● Task brief
Locate every line that holds the string "gradient" and copy it.

● Recorded data
====

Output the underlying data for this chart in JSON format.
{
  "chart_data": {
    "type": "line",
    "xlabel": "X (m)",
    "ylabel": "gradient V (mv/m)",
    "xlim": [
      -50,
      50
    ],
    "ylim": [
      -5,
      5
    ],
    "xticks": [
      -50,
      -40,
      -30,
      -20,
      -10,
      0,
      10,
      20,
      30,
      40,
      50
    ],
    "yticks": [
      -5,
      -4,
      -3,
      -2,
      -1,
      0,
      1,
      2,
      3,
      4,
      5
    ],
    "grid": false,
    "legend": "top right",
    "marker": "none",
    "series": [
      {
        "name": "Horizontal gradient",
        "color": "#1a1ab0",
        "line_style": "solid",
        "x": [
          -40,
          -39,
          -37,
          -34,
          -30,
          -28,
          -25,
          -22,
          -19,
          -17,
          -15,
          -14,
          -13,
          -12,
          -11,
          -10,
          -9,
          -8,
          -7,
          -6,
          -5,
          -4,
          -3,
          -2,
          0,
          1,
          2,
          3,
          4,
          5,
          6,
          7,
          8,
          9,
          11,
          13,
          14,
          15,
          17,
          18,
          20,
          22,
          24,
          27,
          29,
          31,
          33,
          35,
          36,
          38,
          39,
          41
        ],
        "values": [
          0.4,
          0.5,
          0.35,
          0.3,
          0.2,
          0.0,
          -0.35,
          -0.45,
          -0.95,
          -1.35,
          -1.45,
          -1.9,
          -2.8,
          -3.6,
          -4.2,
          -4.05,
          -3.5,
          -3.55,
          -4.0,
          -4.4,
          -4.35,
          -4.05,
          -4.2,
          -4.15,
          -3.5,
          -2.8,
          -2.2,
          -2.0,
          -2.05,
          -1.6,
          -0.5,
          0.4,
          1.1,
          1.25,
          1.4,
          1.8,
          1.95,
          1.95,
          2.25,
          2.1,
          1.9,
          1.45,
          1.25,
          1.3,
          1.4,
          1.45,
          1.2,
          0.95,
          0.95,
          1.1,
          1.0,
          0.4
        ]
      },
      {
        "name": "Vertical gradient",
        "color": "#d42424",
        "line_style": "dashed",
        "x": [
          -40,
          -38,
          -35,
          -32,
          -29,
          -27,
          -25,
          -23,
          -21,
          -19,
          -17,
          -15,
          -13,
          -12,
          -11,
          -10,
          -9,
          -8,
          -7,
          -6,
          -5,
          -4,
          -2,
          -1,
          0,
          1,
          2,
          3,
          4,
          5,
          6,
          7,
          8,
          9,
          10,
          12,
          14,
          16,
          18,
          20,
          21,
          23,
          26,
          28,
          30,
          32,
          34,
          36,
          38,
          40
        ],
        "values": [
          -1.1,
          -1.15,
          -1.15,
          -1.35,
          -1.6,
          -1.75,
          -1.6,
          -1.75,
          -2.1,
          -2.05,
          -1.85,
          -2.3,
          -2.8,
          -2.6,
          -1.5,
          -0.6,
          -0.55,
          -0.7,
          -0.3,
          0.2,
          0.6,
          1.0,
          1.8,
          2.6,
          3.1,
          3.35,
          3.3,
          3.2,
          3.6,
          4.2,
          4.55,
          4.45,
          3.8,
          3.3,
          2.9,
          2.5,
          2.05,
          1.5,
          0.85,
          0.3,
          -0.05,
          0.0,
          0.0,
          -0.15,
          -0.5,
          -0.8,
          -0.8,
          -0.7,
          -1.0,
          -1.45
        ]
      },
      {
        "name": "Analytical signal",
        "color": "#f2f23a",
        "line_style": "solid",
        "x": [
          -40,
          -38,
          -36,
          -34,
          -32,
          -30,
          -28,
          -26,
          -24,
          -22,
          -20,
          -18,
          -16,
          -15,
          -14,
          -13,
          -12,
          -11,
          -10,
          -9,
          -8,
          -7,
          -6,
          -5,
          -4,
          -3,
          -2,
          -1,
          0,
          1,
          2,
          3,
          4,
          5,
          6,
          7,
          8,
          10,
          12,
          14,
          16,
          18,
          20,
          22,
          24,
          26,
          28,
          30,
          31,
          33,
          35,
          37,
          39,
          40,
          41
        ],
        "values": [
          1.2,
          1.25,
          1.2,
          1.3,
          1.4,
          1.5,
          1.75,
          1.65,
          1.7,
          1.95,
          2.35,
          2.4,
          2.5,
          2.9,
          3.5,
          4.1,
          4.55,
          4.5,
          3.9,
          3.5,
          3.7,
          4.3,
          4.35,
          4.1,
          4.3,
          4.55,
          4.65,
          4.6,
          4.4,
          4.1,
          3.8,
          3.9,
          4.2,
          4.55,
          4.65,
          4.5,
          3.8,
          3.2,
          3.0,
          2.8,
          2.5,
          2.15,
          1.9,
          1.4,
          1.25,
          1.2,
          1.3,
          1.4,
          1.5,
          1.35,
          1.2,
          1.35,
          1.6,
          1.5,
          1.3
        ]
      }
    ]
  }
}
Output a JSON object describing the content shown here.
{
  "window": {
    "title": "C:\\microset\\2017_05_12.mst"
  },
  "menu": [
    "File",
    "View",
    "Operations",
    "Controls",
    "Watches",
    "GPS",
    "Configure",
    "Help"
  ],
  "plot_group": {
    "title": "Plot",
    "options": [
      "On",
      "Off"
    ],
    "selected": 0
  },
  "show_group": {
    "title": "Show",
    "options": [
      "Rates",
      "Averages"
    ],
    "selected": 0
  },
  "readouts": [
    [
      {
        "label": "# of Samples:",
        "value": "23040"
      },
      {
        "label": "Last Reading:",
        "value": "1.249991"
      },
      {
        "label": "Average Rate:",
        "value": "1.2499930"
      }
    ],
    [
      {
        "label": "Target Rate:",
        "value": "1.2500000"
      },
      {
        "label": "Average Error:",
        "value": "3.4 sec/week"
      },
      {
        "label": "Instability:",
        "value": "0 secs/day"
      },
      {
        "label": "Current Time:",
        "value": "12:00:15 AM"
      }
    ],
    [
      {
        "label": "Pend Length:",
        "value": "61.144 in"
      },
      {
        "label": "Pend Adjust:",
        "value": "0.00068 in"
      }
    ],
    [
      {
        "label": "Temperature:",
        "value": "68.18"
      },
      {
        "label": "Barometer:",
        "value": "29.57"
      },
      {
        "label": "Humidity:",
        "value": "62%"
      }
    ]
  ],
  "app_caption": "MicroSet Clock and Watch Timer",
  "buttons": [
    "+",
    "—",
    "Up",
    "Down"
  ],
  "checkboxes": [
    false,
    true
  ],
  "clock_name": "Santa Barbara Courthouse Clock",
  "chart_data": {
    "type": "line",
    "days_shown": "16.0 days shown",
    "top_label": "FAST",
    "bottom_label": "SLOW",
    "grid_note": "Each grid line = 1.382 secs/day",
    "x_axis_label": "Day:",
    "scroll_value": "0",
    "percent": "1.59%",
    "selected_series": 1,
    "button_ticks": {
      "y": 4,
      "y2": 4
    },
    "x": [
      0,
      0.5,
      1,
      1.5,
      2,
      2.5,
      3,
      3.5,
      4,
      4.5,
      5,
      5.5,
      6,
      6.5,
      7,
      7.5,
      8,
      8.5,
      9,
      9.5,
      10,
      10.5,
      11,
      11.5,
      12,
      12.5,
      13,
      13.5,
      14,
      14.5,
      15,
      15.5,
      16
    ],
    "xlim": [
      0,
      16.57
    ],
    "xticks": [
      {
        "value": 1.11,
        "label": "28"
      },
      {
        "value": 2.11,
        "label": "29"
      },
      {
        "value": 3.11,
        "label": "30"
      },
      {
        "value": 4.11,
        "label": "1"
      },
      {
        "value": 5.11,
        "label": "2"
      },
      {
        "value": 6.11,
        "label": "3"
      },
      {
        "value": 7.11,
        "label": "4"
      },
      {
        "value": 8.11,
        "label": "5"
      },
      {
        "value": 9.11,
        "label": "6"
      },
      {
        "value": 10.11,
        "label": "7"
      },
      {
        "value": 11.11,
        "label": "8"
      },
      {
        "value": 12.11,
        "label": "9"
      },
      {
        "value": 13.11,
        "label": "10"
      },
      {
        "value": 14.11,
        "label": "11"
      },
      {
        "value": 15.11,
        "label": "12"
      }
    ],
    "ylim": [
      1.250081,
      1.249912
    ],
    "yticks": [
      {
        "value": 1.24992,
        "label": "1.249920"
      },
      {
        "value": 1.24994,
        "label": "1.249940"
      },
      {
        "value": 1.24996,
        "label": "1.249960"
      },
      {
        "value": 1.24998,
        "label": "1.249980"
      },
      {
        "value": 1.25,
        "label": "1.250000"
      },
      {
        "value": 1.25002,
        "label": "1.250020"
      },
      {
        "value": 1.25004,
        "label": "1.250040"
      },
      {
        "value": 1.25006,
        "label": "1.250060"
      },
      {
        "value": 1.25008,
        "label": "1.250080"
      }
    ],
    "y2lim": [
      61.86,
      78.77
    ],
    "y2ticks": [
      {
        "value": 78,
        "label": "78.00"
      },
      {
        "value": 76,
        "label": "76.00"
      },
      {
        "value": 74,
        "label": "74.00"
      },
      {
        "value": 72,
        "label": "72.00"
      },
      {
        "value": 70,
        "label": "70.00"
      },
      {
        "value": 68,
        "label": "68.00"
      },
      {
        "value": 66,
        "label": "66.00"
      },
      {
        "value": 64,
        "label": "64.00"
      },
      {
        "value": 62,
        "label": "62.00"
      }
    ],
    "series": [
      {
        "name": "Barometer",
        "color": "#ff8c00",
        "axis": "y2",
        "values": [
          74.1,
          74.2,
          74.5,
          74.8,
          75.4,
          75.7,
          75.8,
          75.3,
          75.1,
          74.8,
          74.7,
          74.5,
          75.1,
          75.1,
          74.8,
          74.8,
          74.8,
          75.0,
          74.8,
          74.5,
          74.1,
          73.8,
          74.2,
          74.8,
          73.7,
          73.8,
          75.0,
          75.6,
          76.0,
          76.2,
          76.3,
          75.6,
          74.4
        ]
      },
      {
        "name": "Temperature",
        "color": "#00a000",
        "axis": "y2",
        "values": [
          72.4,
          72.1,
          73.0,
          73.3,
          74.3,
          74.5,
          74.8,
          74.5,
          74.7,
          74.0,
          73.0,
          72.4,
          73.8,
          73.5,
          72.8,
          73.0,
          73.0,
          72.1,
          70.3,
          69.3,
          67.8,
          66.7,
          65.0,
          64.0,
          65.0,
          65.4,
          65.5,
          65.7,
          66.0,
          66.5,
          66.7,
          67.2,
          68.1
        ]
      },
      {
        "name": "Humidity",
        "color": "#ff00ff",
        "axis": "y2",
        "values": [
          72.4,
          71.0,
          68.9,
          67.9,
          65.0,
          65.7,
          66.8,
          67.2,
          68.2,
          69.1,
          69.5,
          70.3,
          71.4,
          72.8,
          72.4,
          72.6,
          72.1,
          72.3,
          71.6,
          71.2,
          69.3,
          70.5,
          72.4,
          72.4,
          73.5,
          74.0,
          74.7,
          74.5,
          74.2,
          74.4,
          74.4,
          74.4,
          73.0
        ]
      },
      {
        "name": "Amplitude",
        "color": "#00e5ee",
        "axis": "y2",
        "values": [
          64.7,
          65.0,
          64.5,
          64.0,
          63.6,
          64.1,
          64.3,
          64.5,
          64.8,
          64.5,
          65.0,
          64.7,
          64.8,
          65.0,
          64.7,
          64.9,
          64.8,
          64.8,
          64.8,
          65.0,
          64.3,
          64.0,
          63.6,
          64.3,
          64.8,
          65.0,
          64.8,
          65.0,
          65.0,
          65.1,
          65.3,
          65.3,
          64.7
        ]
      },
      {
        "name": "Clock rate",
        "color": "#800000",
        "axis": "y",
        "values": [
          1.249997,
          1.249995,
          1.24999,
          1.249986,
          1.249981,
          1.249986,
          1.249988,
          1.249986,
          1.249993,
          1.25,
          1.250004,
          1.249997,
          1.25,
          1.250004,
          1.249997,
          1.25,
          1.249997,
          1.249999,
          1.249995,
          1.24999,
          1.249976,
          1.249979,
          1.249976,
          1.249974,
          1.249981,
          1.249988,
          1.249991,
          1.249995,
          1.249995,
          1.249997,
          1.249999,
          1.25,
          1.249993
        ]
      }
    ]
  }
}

====

● Full response
    "ylabel": "gradient V (mv/m)",
        "name": "Horizontal gradient",
        "name": "Vertical gradient",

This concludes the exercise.